### Problem to work on:
Retype every line of the entries below word for word.

┌─ Excerpted data

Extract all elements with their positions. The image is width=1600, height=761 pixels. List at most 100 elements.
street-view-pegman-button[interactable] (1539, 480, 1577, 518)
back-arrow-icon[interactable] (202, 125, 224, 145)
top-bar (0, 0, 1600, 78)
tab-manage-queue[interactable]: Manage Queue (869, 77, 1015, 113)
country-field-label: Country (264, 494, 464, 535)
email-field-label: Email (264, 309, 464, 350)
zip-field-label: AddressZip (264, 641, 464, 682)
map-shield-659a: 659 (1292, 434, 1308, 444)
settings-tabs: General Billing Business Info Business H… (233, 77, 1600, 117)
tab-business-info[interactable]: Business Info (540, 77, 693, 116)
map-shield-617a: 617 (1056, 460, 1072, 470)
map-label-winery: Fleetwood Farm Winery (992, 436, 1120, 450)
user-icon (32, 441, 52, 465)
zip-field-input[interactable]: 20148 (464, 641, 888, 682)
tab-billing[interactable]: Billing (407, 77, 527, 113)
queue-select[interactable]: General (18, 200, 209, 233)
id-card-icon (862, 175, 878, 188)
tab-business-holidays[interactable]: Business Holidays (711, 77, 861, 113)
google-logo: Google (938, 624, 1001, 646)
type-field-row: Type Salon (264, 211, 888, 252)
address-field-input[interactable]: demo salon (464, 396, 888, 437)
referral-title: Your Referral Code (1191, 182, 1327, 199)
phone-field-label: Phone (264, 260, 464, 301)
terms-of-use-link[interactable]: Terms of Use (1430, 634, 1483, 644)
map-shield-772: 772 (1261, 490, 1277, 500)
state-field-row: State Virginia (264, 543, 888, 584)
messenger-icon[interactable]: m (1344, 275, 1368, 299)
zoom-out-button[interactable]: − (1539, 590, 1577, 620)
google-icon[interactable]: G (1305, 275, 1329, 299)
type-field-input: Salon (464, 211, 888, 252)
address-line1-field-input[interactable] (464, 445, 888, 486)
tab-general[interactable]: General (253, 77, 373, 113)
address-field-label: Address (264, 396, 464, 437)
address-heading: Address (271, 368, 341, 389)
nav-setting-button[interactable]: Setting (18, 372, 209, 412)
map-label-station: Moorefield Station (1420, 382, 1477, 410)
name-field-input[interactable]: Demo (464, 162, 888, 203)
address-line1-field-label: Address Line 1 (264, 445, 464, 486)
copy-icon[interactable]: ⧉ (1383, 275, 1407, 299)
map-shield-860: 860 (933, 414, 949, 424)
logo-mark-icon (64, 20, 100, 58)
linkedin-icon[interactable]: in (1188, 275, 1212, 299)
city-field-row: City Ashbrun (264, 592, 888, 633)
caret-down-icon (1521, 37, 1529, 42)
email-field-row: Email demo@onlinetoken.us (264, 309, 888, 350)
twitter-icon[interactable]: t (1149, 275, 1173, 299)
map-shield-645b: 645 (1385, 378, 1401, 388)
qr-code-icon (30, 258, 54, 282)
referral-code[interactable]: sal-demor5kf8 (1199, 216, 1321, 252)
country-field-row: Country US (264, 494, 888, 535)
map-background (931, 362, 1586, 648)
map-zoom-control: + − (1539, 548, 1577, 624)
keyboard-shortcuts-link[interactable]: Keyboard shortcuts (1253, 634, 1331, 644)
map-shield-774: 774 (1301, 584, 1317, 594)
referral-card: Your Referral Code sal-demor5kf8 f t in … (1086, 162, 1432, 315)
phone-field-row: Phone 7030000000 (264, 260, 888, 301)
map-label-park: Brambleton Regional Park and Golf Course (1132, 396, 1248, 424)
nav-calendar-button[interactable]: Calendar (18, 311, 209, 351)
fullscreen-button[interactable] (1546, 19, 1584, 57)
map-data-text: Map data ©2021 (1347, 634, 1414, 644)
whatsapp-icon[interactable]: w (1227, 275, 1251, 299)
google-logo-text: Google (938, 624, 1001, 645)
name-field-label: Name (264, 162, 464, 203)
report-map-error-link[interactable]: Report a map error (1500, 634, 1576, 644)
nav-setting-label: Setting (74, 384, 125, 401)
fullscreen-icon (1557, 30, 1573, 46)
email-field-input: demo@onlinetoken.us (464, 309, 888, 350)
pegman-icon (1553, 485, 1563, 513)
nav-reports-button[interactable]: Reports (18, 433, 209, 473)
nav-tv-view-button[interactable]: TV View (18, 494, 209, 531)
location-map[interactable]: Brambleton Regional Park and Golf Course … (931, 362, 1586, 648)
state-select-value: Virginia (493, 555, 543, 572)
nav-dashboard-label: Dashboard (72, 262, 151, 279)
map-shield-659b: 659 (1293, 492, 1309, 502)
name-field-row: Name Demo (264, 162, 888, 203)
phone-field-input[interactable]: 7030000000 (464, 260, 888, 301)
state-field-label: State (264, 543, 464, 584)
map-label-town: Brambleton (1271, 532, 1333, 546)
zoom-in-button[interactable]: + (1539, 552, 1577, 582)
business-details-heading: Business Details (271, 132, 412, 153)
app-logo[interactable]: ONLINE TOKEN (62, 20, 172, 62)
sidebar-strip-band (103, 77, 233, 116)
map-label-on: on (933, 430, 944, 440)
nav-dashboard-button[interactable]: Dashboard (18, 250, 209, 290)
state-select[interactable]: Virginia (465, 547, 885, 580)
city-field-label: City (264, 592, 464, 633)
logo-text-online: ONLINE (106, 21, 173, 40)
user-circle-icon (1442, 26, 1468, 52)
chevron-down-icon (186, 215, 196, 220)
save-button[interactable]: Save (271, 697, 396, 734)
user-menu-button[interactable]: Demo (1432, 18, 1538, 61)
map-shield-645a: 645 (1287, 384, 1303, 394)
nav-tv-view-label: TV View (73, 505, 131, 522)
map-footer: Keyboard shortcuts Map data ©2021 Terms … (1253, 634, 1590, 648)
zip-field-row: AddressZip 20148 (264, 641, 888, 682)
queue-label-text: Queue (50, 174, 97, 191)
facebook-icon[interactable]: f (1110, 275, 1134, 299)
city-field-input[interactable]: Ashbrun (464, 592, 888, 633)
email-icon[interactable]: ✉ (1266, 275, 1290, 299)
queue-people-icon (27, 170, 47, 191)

└─

### Correct result:
Extract all elements with their positions. The image is width=1600, height=761 pixels. List at most 100 elements.
street-view-pegman-button[interactable] (1539, 480, 1577, 518)
back-arrow-icon[interactable] (202, 125, 224, 145)
top-bar (0, 0, 1600, 78)
tab-manage-queue[interactable]: Manage Queue (869, 77, 1015, 113)
country-field-label: Country (264, 494, 464, 535)
email-field-label: Email (264, 309, 464, 350)
zip-field-label: AddressZip (264, 641, 464, 682)
map-shield-659a: 659 (1292, 434, 1308, 444)
settings-tabs: General Billing Business Info Business H… (233, 77, 1600, 117)
tab-business-info[interactable]: Business Info (540, 77, 693, 116)
map-shield-617a: 617 (1056, 460, 1072, 470)
map-label-winery: Fleetwood Farm Winery (992, 436, 1120, 450)
user-icon (32, 441, 52, 465)
zip-field-input[interactable]: 20148 (464, 641, 888, 682)
tab-billing[interactable]: Billing (407, 77, 527, 113)
queue-select[interactable]: General (18, 200, 209, 233)
id-card-icon (862, 175, 878, 188)
tab-business-holidays[interactable]: Business Holidays (711, 77, 861, 113)
google-logo: Google (938, 624, 1001, 646)
type-field-row: Type Salon (264, 211, 888, 252)
address-field-input[interactable]: demo salon (464, 396, 888, 437)
referral-title: Your Referral Code (1191, 182, 1327, 199)
phone-field-label: Phone (264, 260, 464, 301)
terms-of-use-link[interactable]: Terms of Use (1430, 634, 1483, 644)
map-shield-772: 772 (1261, 490, 1277, 500)
state-field-row: State Virginia (264, 543, 888, 584)
messenger-icon[interactable]: m (1344, 275, 1368, 299)
zoom-out-button[interactable]: − (1539, 590, 1577, 620)
google-icon[interactable]: G (1305, 275, 1329, 299)
type-field-input: Salon (464, 211, 888, 252)
address-line1-field-input[interactable] (464, 445, 888, 486)
tab-general[interactable]: General (253, 77, 373, 113)
address-field-label: Address (264, 396, 464, 437)
address-heading: Address (271, 368, 341, 389)
nav-setting-button[interactable]: Setting (18, 372, 209, 412)
map-label-station: Moorefield Station (1420, 382, 1477, 410)
name-field-input[interactable]: Demo (464, 162, 888, 203)
address-line1-field-label: Address Line 1 (264, 445, 464, 486)
copy-icon[interactable]: ⧉ (1383, 275, 1407, 299)
map-shield-860: 860 (933, 414, 949, 424)
logo-mark-icon (64, 20, 100, 58)
linkedin-icon[interactable]: in (1188, 275, 1212, 299)
city-field-row: City Ashbrun (264, 592, 888, 633)
caret-down-icon (1521, 37, 1529, 42)
email-field-row: Email demo@onlinetoken.us (264, 309, 888, 350)
twitter-icon[interactable]: t (1149, 275, 1173, 299)
map-shield-645b: 645 (1385, 378, 1401, 388)
qr-code-icon (30, 258, 54, 282)
referral-code[interactable]: sal-demor5kf8 (1199, 216, 1321, 252)
country-field-row: Country US (264, 494, 888, 535)
map-background (931, 362, 1586, 648)
map-zoom-control: + − (1539, 548, 1577, 624)
keyboard-shortcuts-link[interactable]: Keyboard shortcuts (1253, 634, 1331, 644)
map-shield-774: 774 (1301, 584, 1317, 594)
referral-card: Your Referral Code sal-demor5kf8 f t in … (1086, 162, 1432, 315)
phone-field-row: Phone 7030000000 (264, 260, 888, 301)
map-label-park: Brambleton Regional Park and Golf Course (1132, 396, 1248, 424)
nav-calendar-button[interactable]: Calendar (18, 311, 209, 351)
fullscreen-button[interactable] (1546, 19, 1584, 57)
map-data-text: Map data ©2021 (1347, 634, 1414, 644)
whatsapp-icon[interactable]: w (1227, 275, 1251, 299)
google-logo-text: Google (938, 624, 1001, 645)
name-field-label: Name (264, 162, 464, 203)
report-map-error-link[interactable]: Report a map error (1500, 634, 1576, 644)
nav-setting-label: Setting (74, 384, 125, 401)
fullscreen-icon (1557, 30, 1573, 46)
email-field-input: demo@onlinetoken.us (464, 309, 888, 350)
pegman-icon (1553, 485, 1563, 513)
nav-reports-button[interactable]: Reports (18, 433, 209, 473)
nav-tv-view-button[interactable]: TV View (18, 494, 209, 531)
location-map[interactable]: Brambleton Regional Park and Golf Course … (931, 362, 1586, 648)
state-select-value: Virginia (493, 555, 543, 572)
nav-dashboard-label: Dashboard (72, 262, 151, 279)
map-shield-659b: 659 (1293, 492, 1309, 502)
name-field-row: Name Demo (264, 162, 888, 203)
phone-field-input[interactable]: 7030000000 (464, 260, 888, 301)
state-field-label: State (264, 543, 464, 584)
map-label-town: Brambleton (1271, 532, 1333, 546)
zoom-in-button[interactable]: + (1539, 552, 1577, 582)
business-details-heading: Business Details (271, 132, 412, 153)
app-logo[interactable]: ONLINE TOKEN (62, 20, 172, 62)
sidebar-strip-band (103, 77, 233, 116)
map-label-on: on (933, 430, 944, 440)
nav-dashboard-button[interactable]: Dashboard (18, 250, 209, 290)
state-select[interactable]: Virginia (465, 547, 885, 580)
city-field-label: City (264, 592, 464, 633)
logo-text-online: ONLINE (106, 21, 173, 40)
user-circle-icon (1442, 26, 1468, 52)
chevron-down-icon (186, 215, 196, 220)
save-button[interactable]: Save (271, 697, 396, 734)
user-menu-button[interactable]: Demo (1432, 18, 1538, 61)
map-shield-645a: 645 (1287, 384, 1303, 394)
nav-tv-view-label: TV View (73, 505, 131, 522)
map-footer: Keyboard shortcuts Map data ©2021 Terms … (1253, 634, 1590, 648)
zip-field-row: AddressZip 20148 (264, 641, 888, 682)
queue-label-text: Queue (50, 174, 97, 191)
facebook-icon[interactable]: f (1110, 275, 1134, 299)
city-field-input[interactable]: Ashbrun (464, 592, 888, 633)
email-icon[interactable]: ✉ (1266, 275, 1290, 299)
queue-people-icon (27, 170, 47, 191)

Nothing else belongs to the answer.